--- BEGIN PROVIDED MATERIAL ---
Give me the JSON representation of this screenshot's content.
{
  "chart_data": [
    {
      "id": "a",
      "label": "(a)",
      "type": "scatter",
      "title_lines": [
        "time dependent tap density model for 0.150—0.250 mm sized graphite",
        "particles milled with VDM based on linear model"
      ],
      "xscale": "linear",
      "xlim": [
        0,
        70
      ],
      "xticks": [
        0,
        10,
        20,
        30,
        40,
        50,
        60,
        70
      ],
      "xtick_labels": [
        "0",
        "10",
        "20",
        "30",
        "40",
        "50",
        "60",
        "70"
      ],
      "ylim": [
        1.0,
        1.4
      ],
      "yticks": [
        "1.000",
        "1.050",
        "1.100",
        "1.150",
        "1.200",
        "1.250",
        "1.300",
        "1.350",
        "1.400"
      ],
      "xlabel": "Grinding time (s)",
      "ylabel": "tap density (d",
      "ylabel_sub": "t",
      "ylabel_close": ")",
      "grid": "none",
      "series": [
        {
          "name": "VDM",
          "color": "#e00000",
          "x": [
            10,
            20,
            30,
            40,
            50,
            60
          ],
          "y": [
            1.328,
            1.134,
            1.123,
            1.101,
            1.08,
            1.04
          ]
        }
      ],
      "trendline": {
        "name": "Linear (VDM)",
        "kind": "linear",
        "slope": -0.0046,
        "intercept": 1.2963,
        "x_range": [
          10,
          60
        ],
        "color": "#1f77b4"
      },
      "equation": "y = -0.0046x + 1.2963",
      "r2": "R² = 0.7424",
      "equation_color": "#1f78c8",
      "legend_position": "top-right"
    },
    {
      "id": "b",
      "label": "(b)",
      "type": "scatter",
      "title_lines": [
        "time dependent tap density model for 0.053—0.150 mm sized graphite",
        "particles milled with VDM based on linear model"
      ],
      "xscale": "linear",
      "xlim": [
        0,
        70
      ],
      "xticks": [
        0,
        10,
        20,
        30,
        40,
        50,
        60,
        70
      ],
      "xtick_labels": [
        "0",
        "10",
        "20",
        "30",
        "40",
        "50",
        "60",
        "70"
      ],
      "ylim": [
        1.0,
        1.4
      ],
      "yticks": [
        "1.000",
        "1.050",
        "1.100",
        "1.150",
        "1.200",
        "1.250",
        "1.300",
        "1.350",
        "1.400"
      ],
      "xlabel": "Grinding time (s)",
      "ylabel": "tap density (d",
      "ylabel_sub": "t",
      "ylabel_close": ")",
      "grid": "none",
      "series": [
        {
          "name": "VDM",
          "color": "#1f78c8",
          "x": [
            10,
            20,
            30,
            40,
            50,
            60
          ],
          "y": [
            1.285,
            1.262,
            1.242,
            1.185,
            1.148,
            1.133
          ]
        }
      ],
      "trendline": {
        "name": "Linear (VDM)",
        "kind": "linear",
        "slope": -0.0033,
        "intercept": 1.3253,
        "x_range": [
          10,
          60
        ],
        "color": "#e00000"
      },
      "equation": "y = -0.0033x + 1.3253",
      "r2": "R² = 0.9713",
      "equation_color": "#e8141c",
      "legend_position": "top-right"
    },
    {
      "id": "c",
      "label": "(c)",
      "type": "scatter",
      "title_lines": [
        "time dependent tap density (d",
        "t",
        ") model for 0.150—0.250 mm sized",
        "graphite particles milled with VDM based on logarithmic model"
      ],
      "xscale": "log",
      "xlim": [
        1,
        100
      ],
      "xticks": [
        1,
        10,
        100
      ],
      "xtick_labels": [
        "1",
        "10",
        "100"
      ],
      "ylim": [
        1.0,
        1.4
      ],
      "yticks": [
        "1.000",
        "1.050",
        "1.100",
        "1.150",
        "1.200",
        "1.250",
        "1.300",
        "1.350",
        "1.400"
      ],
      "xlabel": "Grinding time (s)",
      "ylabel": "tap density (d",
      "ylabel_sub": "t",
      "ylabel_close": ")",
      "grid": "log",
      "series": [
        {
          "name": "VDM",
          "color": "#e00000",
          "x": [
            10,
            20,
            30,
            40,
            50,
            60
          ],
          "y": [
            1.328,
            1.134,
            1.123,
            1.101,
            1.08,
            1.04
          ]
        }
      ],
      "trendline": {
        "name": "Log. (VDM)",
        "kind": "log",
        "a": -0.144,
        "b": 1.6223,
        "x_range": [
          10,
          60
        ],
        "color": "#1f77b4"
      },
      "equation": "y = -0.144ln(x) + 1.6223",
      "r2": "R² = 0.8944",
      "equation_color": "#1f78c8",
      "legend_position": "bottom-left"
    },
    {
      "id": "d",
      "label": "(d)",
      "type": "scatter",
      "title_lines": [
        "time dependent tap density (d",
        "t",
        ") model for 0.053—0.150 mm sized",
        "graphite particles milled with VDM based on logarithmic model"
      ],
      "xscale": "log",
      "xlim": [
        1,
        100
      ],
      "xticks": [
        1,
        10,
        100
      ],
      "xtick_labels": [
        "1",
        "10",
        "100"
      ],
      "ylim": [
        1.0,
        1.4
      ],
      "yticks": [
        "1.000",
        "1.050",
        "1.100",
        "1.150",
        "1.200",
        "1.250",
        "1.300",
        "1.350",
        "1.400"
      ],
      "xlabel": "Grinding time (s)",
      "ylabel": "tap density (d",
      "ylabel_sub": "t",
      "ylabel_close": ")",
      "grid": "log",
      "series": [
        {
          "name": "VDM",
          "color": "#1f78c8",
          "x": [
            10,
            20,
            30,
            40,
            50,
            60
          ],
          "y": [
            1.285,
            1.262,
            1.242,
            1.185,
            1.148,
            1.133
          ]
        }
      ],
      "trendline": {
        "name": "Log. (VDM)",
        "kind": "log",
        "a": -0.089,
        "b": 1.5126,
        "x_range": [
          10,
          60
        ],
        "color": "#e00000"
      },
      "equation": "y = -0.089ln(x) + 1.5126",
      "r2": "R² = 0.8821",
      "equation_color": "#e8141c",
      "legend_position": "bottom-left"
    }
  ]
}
--- END PROVIDED MATERIAL ---
> **TASK INSTRUCTIONS**: Print the listing above in its entirety, with every line exact.

> **EXERCISE ANSWER**:
Give me the JSON representation of this screenshot's content.
{
  "chart_data": [
    {
      "id": "a",
      "label": "(a)",
      "type": "scatter",
      "title_lines": [
        "time dependent tap density model for 0.150—0.250 mm sized graphite",
        "particles milled with VDM based on linear model"
      ],
      "xscale": "linear",
      "xlim": [
        0,
        70
      ],
      "xticks": [
        0,
        10,
        20,
        30,
        40,
        50,
        60,
        70
      ],
      "xtick_labels": [
        "0",
        "10",
        "20",
        "30",
        "40",
        "50",
        "60",
        "70"
      ],
      "ylim": [
        1.0,
        1.4
      ],
      "yticks": [
        "1.000",
        "1.050",
        "1.100",
        "1.150",
        "1.200",
        "1.250",
        "1.300",
        "1.350",
        "1.400"
      ],
      "xlabel": "Grinding time (s)",
      "ylabel": "tap density (d",
      "ylabel_sub": "t",
      "ylabel_close": ")",
      "grid": "none",
      "series": [
        {
          "name": "VDM",
          "color": "#e00000",
          "x": [
            10,
            20,
            30,
            40,
            50,
            60
          ],
          "y": [
            1.328,
            1.134,
            1.123,
            1.101,
            1.08,
            1.04
          ]
        }
      ],
      "trendline": {
        "name": "Linear (VDM)",
        "kind": "linear",
        "slope": -0.0046,
        "intercept": 1.2963,
        "x_range": [
          10,
          60
        ],
        "color": "#1f77b4"
      },
      "equation": "y = -0.0046x + 1.2963",
      "r2": "R² = 0.7424",
      "equation_color": "#1f78c8",
      "legend_position": "top-right"
    },
    {
      "id": "b",
      "label": "(b)",
      "type": "scatter",
      "title_lines": [
        "time dependent tap density model for 0.053—0.150 mm sized graphite",
        "particles milled with VDM based on linear model"
      ],
      "xscale": "linear",
      "xlim": [
        0,
        70
      ],
      "xticks": [
        0,
        10,
        20,
        30,
        40,
        50,
        60,
        70
      ],
      "xtick_labels": [
        "0",
        "10",
        "20",
        "30",
        "40",
        "50",
        "60",
        "70"
      ],
      "ylim": [
        1.0,
        1.4
      ],
      "yticks": [
        "1.000",
        "1.050",
        "1.100",
        "1.150",
        "1.200",
        "1.250",
        "1.300",
        "1.350",
        "1.400"
      ],
      "xlabel": "Grinding time (s)",
      "ylabel": "tap density (d",
      "ylabel_sub": "t",
      "ylabel_close": ")",
      "grid": "none",
      "series": [
        {
          "name": "VDM",
          "color": "#1f78c8",
          "x": [
            10,
            20,
            30,
            40,
            50,
            60
          ],
          "y": [
            1.285,
            1.262,
            1.242,
            1.185,
            1.148,
            1.133
          ]
        }
      ],
      "trendline": {
        "name": "Linear (VDM)",
        "kind": "linear",
        "slope": -0.0033,
        "intercept": 1.3253,
        "x_range": [
          10,
          60
        ],
        "color": "#e00000"
      },
      "equation": "y = -0.0033x + 1.3253",
      "r2": "R² = 0.9713",
      "equation_color": "#e8141c",
      "legend_position": "top-right"
    },
    {
      "id": "c",
      "label": "(c)",
      "type": "scatter",
      "title_lines": [
        "time dependent tap density (d",
        "t",
        ") model for 0.150—0.250 mm sized",
        "graphite particles milled with VDM based on logarithmic model"
      ],
      "xscale": "log",
      "xlim": [
        1,
        100
      ],
      "xticks": [
        1,
        10,
        100
      ],
      "xtick_labels": [
        "1",
        "10",
        "100"
      ],
      "ylim": [
        1.0,
        1.4
      ],
      "yticks": [
        "1.000",
        "1.050",
        "1.100",
        "1.150",
        "1.200",
        "1.250",
        "1.300",
        "1.350",
        "1.400"
      ],
      "xlabel": "Grinding time (s)",
      "ylabel": "tap density (d",
      "ylabel_sub": "t",
      "ylabel_close": ")",
      "grid": "log",
      "series": [
        {
          "name": "VDM",
          "color": "#e00000",
          "x": [
            10,
            20,
            30,
            40,
            50,
            60
          ],
          "y": [
            1.328,
            1.134,
            1.123,
            1.101,
            1.08,
            1.04
          ]
        }
      ],
      "trendline": {
        "name": "Log. (VDM)",
        "kind": "log",
        "a": -0.144,
        "b": 1.6223,
        "x_range": [
          10,
          60
        ],
        "color": "#1f77b4"
      },
      "equation": "y = -0.144ln(x) + 1.6223",
      "r2": "R² = 0.8944",
      "equation_color": "#1f78c8",
      "legend_position": "bottom-left"
    },
    {
      "id": "d",
      "label": "(d)",
      "type": "scatter",
      "title_lines": [
        "time dependent tap density (d",
        "t",
        ") model for 0.053—0.150 mm sized",
        "graphite particles milled with VDM based on logarithmic model"
      ],
      "xscale": "log",
      "xlim": [
        1,
        100
      ],
      "xticks": [
        1,
        10,
        100
      ],
      "xtick_labels": [
        "1",
        "10",
        "100"
      ],
      "ylim": [
        1.0,
        1.4
      ],
      "yticks": [
        "1.000",
        "1.050",
        "1.100",
        "1.150",
        "1.200",
        "1.250",
        "1.300",
        "1.350",
        "1.400"
      ],
      "xlabel": "Grinding time (s)",
      "ylabel": "tap density (d",
      "ylabel_sub": "t",
      "ylabel_close": ")",
      "grid": "log",
      "series": [
        {
          "name": "VDM",
          "color": "#1f78c8",
          "x": [
            10,
            20,
            30,
            40,
            50,
            60
          ],
          "y": [
            1.285,
            1.262,
            1.242,
            1.185,
            1.148,
            1.133
          ]
        }
      ],
      "trendline": {
        "name": "Log. (VDM)",
        "kind": "log",
        "a": -0.089,
        "b": 1.5126,
        "x_range": [
          10,
          60
        ],
        "color": "#e00000"
      },
      "equation": "y = -0.089ln(x) + 1.5126",
      "r2": "R² = 0.8821",
      "equation_color": "#e8141c",
      "legend_position": "bottom-left"
    }
  ]
}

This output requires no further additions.